***** SUPPLIED RECORDS *****

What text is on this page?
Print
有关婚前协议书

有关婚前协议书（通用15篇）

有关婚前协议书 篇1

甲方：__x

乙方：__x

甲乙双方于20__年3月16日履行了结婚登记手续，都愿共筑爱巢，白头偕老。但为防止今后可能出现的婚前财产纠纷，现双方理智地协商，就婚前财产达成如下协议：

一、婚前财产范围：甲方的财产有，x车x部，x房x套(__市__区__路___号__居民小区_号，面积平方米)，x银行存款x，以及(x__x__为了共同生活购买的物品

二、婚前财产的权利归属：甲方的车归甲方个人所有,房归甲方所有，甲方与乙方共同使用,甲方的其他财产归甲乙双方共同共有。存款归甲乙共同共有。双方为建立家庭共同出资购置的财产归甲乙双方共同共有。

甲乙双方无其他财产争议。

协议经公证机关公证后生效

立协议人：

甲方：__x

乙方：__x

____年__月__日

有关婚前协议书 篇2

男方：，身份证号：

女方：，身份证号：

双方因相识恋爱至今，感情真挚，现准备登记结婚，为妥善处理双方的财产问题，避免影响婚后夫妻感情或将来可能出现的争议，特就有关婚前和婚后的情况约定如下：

*****

Print every line of the records exactly. Omit nothing.

▸ FINAL ANSWER:
What text is on this page?
Print
有关婚前协议书

有关婚前协议书（通用15篇）

有关婚前协议书 篇1

甲方：__x

乙方：__x

甲乙双方于20__年3月16日履行了结婚登记手续，都愿共筑爱巢，白头偕老。但为防止今后可能出现的婚前财产纠纷，现双方理智地协商，就婚前财产达成如下协议：

一、婚前财产范围：甲方的财产有，x车x部，x房x套(__市__区__路___号__居民小区_号，面积平方米)，x银行存款x，以及(x__x__为了共同生活购买的物品

二、婚前财产的权利归属：甲方的车归甲方个人所有,房归甲方所有，甲方与乙方共同使用,甲方的其他财产归甲乙双方共同共有。存款归甲乙共同共有。双方为建立家庭共同出资购置的财产归甲乙双方共同共有。

甲乙双方无其他财产争议。

协议经公证机关公证后生效

立协议人：

甲方：__x

乙方：__x

____年__月__日

有关婚前协议书 篇2

男方：，身份证号：

女方：，身份证号：

双方因相识恋爱至今，感情真挚，现准备登记结婚，为妥善处理双方的财产问题，避免影响婚后夫妻感情或将来可能出现的争议，特就有关婚前和婚后的情况约定如下：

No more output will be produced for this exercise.